## [WHAT YOU ARE ASKED TO DO]
Assemble all lines in which the string "group" appears.
########
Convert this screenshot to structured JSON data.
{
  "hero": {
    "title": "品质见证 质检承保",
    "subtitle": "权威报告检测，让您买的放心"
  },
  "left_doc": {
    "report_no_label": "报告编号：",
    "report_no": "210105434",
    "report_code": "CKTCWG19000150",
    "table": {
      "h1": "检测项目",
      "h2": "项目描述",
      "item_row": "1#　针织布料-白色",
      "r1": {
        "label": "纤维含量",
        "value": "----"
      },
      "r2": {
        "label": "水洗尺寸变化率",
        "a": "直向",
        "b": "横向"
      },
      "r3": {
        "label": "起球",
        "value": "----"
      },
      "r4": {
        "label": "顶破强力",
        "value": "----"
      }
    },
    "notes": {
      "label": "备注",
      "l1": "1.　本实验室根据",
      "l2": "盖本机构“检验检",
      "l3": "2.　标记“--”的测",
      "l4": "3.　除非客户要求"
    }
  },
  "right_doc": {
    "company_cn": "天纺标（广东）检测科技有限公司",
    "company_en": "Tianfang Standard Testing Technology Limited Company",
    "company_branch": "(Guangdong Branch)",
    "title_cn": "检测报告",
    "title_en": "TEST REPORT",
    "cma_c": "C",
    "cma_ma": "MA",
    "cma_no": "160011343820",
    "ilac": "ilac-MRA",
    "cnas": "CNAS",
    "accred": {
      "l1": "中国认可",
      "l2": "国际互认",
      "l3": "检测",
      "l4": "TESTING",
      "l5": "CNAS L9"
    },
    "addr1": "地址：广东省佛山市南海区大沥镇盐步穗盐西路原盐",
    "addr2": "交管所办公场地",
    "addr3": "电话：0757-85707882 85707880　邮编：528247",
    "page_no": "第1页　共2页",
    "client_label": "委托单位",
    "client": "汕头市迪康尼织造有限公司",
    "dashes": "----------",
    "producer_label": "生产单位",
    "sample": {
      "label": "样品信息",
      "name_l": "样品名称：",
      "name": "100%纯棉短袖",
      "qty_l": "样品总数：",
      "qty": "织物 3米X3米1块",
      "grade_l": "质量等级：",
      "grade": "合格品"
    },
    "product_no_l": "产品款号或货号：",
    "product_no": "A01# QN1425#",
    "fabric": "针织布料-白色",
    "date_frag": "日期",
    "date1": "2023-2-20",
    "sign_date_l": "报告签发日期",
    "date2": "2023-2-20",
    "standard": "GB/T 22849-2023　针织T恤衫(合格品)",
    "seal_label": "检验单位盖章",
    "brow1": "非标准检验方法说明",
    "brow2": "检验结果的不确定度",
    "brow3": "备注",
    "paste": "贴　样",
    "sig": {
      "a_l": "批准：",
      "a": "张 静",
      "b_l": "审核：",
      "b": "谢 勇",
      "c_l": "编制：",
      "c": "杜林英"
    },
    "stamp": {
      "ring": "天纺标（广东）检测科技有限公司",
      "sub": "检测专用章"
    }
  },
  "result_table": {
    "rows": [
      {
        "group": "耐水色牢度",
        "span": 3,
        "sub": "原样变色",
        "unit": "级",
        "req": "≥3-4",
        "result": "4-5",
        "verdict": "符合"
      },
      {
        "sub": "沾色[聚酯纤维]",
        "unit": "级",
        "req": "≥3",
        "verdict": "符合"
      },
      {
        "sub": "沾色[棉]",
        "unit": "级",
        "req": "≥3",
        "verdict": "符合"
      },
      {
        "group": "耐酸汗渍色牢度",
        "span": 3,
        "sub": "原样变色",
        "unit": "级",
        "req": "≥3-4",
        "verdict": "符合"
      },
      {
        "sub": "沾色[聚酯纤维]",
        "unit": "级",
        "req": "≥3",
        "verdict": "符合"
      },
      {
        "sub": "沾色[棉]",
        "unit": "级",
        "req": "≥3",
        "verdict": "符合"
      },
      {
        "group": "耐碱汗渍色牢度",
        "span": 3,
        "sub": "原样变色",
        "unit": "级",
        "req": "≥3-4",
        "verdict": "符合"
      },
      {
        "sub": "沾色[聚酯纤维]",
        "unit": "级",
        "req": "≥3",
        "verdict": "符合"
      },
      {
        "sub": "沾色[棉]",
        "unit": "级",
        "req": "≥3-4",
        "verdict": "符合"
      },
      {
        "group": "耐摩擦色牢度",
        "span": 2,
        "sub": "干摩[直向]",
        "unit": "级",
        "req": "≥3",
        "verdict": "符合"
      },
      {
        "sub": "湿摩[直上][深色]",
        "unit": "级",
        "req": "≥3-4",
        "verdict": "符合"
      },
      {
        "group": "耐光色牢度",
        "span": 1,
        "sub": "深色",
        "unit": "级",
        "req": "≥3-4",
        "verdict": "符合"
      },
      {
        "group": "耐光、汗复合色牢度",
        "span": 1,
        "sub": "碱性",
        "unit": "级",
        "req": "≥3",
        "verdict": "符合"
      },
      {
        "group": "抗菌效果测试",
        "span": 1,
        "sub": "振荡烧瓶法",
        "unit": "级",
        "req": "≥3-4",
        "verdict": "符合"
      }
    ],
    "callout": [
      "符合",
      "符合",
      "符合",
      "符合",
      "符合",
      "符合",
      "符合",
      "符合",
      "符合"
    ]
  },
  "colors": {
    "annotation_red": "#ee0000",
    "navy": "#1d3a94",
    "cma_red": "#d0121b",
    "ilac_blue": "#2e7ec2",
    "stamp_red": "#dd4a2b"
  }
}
########
## [RESPONSE FOR THIS EXERCISE]
        "group": "耐水色牢度",
        "group": "耐酸汗渍色牢度",
        "group": "耐碱汗渍色牢度",
        "group": "耐摩擦色牢度",
        "group": "耐光色牢度",
        "group": "耐光、汗复合色牢度",
        "group": "抗菌效果测试",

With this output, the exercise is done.